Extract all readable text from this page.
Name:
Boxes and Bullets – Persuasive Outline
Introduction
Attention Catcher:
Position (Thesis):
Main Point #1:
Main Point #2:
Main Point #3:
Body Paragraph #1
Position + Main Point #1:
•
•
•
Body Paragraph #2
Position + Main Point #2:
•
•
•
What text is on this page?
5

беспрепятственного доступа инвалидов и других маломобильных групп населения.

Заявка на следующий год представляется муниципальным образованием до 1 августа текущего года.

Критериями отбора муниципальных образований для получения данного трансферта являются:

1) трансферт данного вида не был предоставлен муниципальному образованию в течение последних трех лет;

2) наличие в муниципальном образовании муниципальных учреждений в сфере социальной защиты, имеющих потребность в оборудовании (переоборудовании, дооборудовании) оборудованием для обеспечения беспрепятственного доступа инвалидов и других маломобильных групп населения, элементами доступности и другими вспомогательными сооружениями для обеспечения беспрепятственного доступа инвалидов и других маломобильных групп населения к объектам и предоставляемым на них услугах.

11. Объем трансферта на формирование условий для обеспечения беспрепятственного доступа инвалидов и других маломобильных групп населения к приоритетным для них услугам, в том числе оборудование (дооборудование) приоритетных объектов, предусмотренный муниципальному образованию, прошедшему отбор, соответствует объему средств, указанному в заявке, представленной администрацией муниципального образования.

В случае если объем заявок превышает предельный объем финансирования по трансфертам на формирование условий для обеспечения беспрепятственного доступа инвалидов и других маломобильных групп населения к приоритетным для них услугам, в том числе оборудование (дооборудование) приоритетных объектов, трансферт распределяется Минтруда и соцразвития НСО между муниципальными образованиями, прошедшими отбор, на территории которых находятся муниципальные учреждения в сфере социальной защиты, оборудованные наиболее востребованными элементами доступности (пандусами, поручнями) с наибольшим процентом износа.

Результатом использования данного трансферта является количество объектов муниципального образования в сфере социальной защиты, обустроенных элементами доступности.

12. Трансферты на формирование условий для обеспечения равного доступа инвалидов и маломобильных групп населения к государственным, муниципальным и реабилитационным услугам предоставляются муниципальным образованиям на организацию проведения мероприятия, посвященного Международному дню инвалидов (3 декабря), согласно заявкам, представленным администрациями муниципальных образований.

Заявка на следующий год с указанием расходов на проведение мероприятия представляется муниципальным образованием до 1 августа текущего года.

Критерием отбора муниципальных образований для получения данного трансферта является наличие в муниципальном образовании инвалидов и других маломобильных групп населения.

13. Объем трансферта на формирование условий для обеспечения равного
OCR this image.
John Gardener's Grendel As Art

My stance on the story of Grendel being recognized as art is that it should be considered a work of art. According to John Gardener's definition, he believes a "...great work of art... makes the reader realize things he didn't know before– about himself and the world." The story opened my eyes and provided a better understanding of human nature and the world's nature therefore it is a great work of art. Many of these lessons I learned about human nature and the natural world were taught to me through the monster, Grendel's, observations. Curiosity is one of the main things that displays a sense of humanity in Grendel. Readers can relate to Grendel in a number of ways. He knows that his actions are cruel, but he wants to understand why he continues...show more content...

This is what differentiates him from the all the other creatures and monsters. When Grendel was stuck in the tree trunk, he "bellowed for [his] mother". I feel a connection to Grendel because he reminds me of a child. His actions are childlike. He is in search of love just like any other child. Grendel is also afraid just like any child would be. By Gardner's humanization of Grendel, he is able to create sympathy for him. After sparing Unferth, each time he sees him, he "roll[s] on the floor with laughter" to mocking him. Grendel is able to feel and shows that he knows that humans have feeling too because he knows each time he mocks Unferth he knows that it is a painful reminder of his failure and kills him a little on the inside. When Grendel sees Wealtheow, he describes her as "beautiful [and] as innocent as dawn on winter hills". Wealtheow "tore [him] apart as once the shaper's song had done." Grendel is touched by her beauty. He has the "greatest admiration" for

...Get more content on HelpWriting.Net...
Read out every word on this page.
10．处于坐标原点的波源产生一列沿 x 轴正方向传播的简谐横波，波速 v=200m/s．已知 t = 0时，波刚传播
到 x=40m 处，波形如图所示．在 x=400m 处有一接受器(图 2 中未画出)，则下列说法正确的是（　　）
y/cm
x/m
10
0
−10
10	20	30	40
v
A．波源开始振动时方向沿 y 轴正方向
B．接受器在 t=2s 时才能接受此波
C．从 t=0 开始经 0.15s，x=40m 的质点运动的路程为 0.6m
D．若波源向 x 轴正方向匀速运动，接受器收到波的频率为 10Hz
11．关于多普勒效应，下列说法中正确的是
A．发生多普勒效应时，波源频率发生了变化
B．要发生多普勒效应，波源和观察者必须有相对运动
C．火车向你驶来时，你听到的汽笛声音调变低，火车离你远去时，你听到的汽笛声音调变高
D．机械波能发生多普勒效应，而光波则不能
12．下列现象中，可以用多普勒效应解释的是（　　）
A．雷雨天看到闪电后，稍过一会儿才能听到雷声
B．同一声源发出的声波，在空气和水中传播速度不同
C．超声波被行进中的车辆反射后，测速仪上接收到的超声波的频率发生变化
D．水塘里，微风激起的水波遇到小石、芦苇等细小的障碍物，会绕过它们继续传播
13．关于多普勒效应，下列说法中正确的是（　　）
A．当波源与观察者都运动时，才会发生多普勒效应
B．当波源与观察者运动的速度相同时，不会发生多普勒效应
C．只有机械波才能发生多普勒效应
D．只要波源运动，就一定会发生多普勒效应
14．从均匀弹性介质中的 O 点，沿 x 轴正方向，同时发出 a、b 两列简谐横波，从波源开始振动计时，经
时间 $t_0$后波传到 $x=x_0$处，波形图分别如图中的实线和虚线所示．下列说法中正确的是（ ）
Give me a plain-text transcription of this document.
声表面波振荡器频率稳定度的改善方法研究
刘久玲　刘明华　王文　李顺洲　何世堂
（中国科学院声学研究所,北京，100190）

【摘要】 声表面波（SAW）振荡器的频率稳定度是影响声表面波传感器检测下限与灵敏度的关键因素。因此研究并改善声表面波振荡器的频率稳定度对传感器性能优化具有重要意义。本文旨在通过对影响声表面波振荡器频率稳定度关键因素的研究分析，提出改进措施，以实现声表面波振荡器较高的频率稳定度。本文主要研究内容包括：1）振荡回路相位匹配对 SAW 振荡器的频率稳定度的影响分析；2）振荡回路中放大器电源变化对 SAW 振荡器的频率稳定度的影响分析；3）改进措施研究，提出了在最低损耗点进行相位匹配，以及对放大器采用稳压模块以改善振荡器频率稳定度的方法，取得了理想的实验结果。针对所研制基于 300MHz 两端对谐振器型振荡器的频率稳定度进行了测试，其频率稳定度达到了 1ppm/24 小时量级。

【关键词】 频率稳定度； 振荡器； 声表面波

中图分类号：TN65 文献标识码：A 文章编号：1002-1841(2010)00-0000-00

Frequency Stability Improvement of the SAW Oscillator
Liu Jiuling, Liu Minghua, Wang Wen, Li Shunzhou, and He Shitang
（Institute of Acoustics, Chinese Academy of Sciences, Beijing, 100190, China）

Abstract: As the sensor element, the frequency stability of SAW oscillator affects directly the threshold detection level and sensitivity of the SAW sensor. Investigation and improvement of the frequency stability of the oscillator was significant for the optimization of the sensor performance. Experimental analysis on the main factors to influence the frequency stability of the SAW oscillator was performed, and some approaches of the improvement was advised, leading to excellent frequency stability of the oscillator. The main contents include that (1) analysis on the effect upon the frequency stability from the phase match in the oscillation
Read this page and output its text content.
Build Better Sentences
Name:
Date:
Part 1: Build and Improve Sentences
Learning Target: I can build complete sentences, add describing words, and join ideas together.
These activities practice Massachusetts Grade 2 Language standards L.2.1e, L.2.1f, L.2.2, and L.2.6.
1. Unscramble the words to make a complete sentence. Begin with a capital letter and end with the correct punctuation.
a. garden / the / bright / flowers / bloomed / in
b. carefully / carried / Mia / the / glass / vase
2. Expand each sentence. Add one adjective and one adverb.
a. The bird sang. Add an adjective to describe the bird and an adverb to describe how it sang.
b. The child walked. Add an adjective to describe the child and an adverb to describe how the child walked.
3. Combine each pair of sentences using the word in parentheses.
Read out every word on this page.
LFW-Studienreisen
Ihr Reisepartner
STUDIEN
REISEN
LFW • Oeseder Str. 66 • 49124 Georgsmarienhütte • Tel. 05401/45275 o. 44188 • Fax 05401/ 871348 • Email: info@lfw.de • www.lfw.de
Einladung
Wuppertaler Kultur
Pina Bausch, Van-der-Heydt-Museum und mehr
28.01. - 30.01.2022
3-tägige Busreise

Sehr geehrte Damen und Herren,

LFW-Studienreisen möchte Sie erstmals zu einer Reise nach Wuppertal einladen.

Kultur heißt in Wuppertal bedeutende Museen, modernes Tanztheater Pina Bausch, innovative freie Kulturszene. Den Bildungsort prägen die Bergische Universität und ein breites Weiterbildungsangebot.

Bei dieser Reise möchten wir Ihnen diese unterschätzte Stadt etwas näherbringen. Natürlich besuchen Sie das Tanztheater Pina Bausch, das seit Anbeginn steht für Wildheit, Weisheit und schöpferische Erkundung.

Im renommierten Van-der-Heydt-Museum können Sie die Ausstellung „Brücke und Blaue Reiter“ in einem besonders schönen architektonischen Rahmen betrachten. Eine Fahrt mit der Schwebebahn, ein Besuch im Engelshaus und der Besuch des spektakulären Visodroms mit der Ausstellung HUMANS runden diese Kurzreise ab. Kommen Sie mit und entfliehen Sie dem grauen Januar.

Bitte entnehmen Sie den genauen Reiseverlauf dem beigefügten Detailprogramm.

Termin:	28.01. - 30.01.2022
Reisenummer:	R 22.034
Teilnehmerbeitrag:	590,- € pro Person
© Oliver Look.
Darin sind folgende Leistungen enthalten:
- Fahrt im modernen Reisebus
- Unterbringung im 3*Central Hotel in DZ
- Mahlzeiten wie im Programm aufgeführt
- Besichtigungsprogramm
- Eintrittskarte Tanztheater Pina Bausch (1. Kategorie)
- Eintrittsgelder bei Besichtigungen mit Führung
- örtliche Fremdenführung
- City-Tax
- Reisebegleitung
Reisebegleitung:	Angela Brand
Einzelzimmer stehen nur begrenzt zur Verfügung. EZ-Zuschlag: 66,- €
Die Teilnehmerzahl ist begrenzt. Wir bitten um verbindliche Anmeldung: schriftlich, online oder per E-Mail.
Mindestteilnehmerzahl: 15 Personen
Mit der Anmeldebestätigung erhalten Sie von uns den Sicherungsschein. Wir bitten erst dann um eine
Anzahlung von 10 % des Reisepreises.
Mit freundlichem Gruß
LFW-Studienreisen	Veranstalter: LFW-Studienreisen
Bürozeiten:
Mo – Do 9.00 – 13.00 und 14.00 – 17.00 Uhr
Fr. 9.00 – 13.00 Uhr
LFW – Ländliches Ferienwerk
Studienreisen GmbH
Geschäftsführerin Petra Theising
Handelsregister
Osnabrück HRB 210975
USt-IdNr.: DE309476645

§

• **Directions**:
Which lines hold the string "августа"? Copy all of them from the data above.

• **Answer for this exercise**:
Заявка на следующий год представляется муниципальным образованием до 1 августа текущего года.
Заявка на следующий год с указанием расходов на проведение мероприятия представляется муниципальным образованием до 1 августа текущего года.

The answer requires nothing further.